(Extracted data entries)
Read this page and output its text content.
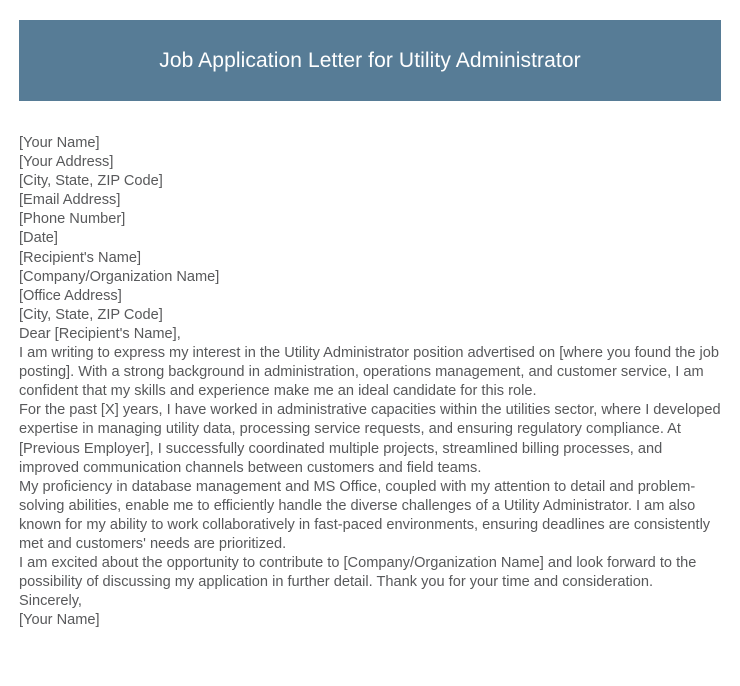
Job Application Letter for Utility Administrator
[Your Name]
[Your Address]
[City, State, ZIP Code]
[Email Address]
[Phone Number]
[Date]
[Recipient's Name]
[Company/Organization Name]
[Office Address]
[City, State, ZIP Code]
Dear [Recipient's Name],
I am writing to express my interest in the Utility Administrator position advertised on [where you found the job posting]. With a strong background in administration, operations management, and customer service, I am confident that my skills and experience make me an ideal candidate for this role.
For the past [X] years, I have worked in administrative capacities within the utilities sector, where I developed expertise in managing utility data, processing service requests, and ensuring regulatory compliance. At [Previous Employer], I successfully coordinated multiple projects, streamlined billing processes, and improved communication channels between customers and field teams.
My proficiency in database management and MS Office, coupled with my attention to detail and problem-solving abilities, enable me to efficiently handle the diverse challenges of a Utility Administrator. I am also known for my ability to work collaboratively in fast-paced environments, ensuring deadlines are consistently met and customers' needs are prioritized.
I am excited about the opportunity to contribute to [Company/Organization Name] and look forward to the possibility of discussing my application in further detail. Thank you for your time and consideration.
Sincerely,
[Your Name]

WORK INSTRUCTIONS – Will you restate every entry word for word and omit the images?

SOLUTION TO THE EXERCISE –
Read this page and output its text content.
Job Application Letter for Utility Administrator
[Your Name]
[Your Address]
[City, State, ZIP Code]
[Email Address]
[Phone Number]
[Date]
[Recipient's Name]
[Company/Organization Name]
[Office Address]
[City, State, ZIP Code]
Dear [Recipient's Name],
I am writing to express my interest in the Utility Administrator position advertised on [where you found the job posting]. With a strong background in administration, operations management, and customer service, I am confident that my skills and experience make me an ideal candidate for this role.
For the past [X] years, I have worked in administrative capacities within the utilities sector, where I developed expertise in managing utility data, processing service requests, and ensuring regulatory compliance. At [Previous Employer], I successfully coordinated multiple projects, streamlined billing processes, and improved communication channels between customers and field teams.
My proficiency in database management and MS Office, coupled with my attention to detail and problem-solving abilities, enable me to efficiently handle the diverse challenges of a Utility Administrator. I am also known for my ability to work collaboratively in fast-paced environments, ensuring deadlines are consistently met and customers' needs are prioritized.
I am excited about the opportunity to contribute to [Company/Organization Name] and look forward to the possibility of discussing my application in further detail. Thank you for your time and consideration.
Sincerely,
[Your Name]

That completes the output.